begin Extracted entries

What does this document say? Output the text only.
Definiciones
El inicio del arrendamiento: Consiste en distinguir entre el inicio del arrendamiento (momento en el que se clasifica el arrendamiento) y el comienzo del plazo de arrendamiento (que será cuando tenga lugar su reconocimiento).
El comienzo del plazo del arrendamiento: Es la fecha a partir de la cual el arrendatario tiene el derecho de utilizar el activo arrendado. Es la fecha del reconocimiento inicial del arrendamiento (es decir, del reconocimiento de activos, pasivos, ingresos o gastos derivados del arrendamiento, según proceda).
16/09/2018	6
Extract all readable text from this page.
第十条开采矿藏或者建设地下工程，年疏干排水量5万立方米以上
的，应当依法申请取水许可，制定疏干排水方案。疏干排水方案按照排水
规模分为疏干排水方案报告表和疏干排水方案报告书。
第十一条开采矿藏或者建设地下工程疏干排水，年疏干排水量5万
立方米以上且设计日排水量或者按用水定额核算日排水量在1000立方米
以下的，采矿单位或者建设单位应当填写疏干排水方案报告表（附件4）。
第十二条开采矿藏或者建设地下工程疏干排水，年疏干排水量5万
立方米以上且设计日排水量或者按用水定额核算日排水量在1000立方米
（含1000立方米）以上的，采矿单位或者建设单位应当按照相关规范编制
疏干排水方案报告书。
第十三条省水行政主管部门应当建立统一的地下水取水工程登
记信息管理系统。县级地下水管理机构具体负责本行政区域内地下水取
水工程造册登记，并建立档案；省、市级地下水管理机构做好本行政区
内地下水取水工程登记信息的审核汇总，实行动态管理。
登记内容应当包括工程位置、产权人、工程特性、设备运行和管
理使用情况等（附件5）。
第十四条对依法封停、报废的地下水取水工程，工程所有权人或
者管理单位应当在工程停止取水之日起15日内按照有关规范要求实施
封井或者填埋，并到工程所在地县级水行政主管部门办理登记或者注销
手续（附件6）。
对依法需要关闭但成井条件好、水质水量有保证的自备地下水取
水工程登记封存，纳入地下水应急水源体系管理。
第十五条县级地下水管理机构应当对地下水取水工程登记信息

end Extracted entries

Instructions to follow
Please reproduce each record precisely as written.

Task answer
What does this document say? Output the text only.
Definiciones
El inicio del arrendamiento: Consiste en distinguir entre el inicio del arrendamiento (momento en el que se clasifica el arrendamiento) y el comienzo del plazo de arrendamiento (que será cuando tenga lugar su reconocimiento).
El comienzo del plazo del arrendamiento: Es la fecha a partir de la cual el arrendatario tiene el derecho de utilizar el activo arrendado. Es la fecha del reconocimiento inicial del arrendamiento (es decir, del reconocimiento de activos, pasivos, ingresos o gastos derivados del arrendamiento, según proceda).
16/09/2018	6
Extract all readable text from this page.
第十条开采矿藏或者建设地下工程，年疏干排水量5万立方米以上
的，应当依法申请取水许可，制定疏干排水方案。疏干排水方案按照排水
规模分为疏干排水方案报告表和疏干排水方案报告书。
第十一条开采矿藏或者建设地下工程疏干排水，年疏干排水量5万
立方米以上且设计日排水量或者按用水定额核算日排水量在1000立方米
以下的，采矿单位或者建设单位应当填写疏干排水方案报告表（附件4）。
第十二条开采矿藏或者建设地下工程疏干排水，年疏干排水量5万
立方米以上且设计日排水量或者按用水定额核算日排水量在1000立方米
（含1000立方米）以上的，采矿单位或者建设单位应当按照相关规范编制
疏干排水方案报告书。
第十三条省水行政主管部门应当建立统一的地下水取水工程登
记信息管理系统。县级地下水管理机构具体负责本行政区域内地下水取
水工程造册登记，并建立档案；省、市级地下水管理机构做好本行政区
内地下水取水工程登记信息的审核汇总，实行动态管理。
登记内容应当包括工程位置、产权人、工程特性、设备运行和管
理使用情况等（附件5）。
第十四条对依法封停、报废的地下水取水工程，工程所有权人或
者管理单位应当在工程停止取水之日起15日内按照有关规范要求实施
封井或者填埋，并到工程所在地县级水行政主管部门办理登记或者注销
手续（附件6）。
对依法需要关闭但成井条件好、水质水量有保证的自备地下水取
水工程登记封存，纳入地下水应急水源体系管理。
第十五条县级地下水管理机构应当对地下水取水工程登记信息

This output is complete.